Please write out every line of the material below as a numbered list, leaving out any blank lines.

- - - - -

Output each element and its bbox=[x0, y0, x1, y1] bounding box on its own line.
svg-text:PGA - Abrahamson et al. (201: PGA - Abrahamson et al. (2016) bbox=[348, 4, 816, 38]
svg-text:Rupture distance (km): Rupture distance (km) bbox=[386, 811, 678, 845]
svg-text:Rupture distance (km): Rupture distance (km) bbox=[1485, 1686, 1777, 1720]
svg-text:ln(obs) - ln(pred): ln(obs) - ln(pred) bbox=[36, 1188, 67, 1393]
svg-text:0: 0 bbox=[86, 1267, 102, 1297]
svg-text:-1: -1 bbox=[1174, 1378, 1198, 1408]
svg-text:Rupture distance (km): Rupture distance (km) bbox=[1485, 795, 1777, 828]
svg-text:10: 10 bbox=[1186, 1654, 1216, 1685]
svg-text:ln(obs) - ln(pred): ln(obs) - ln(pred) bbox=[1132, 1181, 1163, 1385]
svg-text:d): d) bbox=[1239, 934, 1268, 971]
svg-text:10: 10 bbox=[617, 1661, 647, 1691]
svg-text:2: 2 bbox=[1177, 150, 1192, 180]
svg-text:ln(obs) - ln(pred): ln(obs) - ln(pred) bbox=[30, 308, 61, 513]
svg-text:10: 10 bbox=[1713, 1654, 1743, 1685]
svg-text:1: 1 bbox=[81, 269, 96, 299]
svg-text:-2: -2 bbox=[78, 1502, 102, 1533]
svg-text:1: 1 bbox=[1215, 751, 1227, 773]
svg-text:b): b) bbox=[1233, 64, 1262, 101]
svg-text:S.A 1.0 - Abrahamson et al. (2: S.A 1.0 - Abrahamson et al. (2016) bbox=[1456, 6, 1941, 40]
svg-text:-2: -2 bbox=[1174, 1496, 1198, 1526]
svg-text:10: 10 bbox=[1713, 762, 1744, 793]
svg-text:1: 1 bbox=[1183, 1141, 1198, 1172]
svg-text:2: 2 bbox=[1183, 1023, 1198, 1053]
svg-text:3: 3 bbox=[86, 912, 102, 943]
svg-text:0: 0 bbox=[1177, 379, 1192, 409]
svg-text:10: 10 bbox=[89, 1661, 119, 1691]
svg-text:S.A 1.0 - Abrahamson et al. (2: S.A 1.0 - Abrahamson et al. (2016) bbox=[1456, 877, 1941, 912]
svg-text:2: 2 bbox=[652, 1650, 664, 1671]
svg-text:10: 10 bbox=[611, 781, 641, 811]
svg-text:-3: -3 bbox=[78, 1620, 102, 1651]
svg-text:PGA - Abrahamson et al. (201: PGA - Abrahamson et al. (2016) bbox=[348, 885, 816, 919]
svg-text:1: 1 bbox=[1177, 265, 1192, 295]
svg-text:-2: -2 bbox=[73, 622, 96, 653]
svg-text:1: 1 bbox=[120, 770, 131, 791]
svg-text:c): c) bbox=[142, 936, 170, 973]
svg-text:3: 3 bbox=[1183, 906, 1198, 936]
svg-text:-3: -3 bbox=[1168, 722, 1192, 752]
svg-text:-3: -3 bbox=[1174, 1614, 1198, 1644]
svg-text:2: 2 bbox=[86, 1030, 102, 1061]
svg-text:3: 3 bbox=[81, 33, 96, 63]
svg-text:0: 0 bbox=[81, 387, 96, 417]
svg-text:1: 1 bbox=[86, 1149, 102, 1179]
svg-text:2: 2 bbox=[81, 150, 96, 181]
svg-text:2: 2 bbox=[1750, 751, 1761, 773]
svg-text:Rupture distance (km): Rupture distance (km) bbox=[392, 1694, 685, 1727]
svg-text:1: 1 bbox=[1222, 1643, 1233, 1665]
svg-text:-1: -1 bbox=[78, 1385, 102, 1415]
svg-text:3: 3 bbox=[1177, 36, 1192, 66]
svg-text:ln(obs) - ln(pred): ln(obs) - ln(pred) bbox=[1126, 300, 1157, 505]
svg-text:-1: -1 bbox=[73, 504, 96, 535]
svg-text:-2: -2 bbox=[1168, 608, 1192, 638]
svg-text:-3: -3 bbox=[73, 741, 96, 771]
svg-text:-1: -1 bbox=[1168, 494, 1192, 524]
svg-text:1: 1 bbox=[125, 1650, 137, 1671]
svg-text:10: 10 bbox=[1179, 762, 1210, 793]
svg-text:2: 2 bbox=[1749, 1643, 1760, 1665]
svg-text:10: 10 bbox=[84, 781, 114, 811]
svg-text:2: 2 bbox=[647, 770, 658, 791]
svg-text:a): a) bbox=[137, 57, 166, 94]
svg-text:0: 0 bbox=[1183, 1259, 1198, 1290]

- - - - -

**Response below:**
1. Output each element and its bbox=[x0, y0, x1, y1] bounding box on its own line.
2. svg-text:PGA - Abrahamson et al. (201: PGA - Abrahamson et al. (2016) bbox=[348, 4, 816, 38]
3. svg-text:Rupture distance (km): Rupture distance (km) bbox=[386, 811, 678, 845]
4. svg-text:Rupture distance (km): Rupture distance (km) bbox=[1485, 1686, 1777, 1720]
5. svg-text:ln(obs) - ln(pred): ln(obs) - ln(pred) bbox=[36, 1188, 67, 1393]
6. svg-text:0: 0 bbox=[86, 1267, 102, 1297]
7. svg-text:-1: -1 bbox=[1174, 1378, 1198, 1408]
8. svg-text:Rupture distance (km): Rupture distance (km) bbox=[1485, 795, 1777, 828]
9. svg-text:10: 10 bbox=[1186, 1654, 1216, 1685]
10. svg-text:ln(obs) - ln(pred): ln(obs) - ln(pred) bbox=[1132, 1181, 1163, 1385]
11. svg-text:d): d) bbox=[1239, 934, 1268, 971]
12. svg-text:10: 10 bbox=[617, 1661, 647, 1691]
13. svg-text:2: 2 bbox=[1177, 150, 1192, 180]
14. svg-text:ln(obs) - ln(pred): ln(obs) - ln(pred) bbox=[30, 308, 61, 513]
15. svg-text:10: 10 bbox=[1713, 1654, 1743, 1685]
16. svg-text:1: 1 bbox=[81, 269, 96, 299]
17. svg-text:-2: -2 bbox=[78, 1502, 102, 1533]
18. svg-text:1: 1 bbox=[1215, 751, 1227, 773]
19. svg-text:b): b) bbox=[1233, 64, 1262, 101]
20. svg-text:S.A 1.0 - Abrahamson et al. (2: S.A 1.0 - Abrahamson et al. (2016) bbox=[1456, 6, 1941, 40]
21. svg-text:-2: -2 bbox=[1174, 1496, 1198, 1526]
22. svg-text:10: 10 bbox=[1713, 762, 1744, 793]
23. svg-text:1: 1 bbox=[1183, 1141, 1198, 1172]
24. svg-text:2: 2 bbox=[1183, 1023, 1198, 1053]
25. svg-text:3: 3 bbox=[86, 912, 102, 943]
26. svg-text:0: 0 bbox=[1177, 379, 1192, 409]
27. svg-text:10: 10 bbox=[89, 1661, 119, 1691]
28. svg-text:S.A 1.0 - Abrahamson et al. (2: S.A 1.0 - Abrahamson et al. (2016) bbox=[1456, 877, 1941, 912]
29. svg-text:2: 2 bbox=[652, 1650, 664, 1671]
30. svg-text:10: 10 bbox=[611, 781, 641, 811]
31. svg-text:-3: -3 bbox=[78, 1620, 102, 1651]
32. svg-text:PGA - Abrahamson et al. (201: PGA - Abrahamson et al. (2016) bbox=[348, 885, 816, 919]
33. svg-text:1: 1 bbox=[1177, 265, 1192, 295]
34. svg-text:-2: -2 bbox=[73, 622, 96, 653]
35. svg-text:1: 1 bbox=[120, 770, 131, 791]
36. svg-text:c): c) bbox=[142, 936, 170, 973]
37. svg-text:3: 3 bbox=[1183, 906, 1198, 936]
38. svg-text:-3: -3 bbox=[1168, 722, 1192, 752]
39. svg-text:-3: -3 bbox=[1174, 1614, 1198, 1644]
40. svg-text:2: 2 bbox=[86, 1030, 102, 1061]
41. svg-text:3: 3 bbox=[81, 33, 96, 63]
42. svg-text:0: 0 bbox=[81, 387, 96, 417]
43. svg-text:1: 1 bbox=[86, 1149, 102, 1179]
44. svg-text:2: 2 bbox=[81, 150, 96, 181]
45. svg-text:2: 2 bbox=[1750, 751, 1761, 773]
46. svg-text:Rupture distance (km): Rupture distance (km) bbox=[392, 1694, 685, 1727]
47. svg-text:1: 1 bbox=[1222, 1643, 1233, 1665]
48. svg-text:-1: -1 bbox=[78, 1385, 102, 1415]
49. svg-text:3: 3 bbox=[1177, 36, 1192, 66]
50. svg-text:ln(obs) - ln(pred): ln(obs) - ln(pred) bbox=[1126, 300, 1157, 505]
51. svg-text:-1: -1 bbox=[73, 504, 96, 535]
52. svg-text:-2: -2 bbox=[1168, 608, 1192, 638]
53. svg-text:-3: -3 bbox=[73, 741, 96, 771]
54. svg-text:-1: -1 bbox=[1168, 494, 1192, 524]
55. svg-text:1: 1 bbox=[125, 1650, 137, 1671]
56. svg-text:10: 10 bbox=[1179, 762, 1210, 793]
57. svg-text:2: 2 bbox=[1749, 1643, 1760, 1665]
58. svg-text:10: 10 bbox=[84, 781, 114, 811]
59. svg-text:2: 2 bbox=[647, 770, 658, 791]
60. svg-text:a): a) bbox=[137, 57, 166, 94]
61. svg-text:0: 0 bbox=[1183, 1259, 1198, 1290]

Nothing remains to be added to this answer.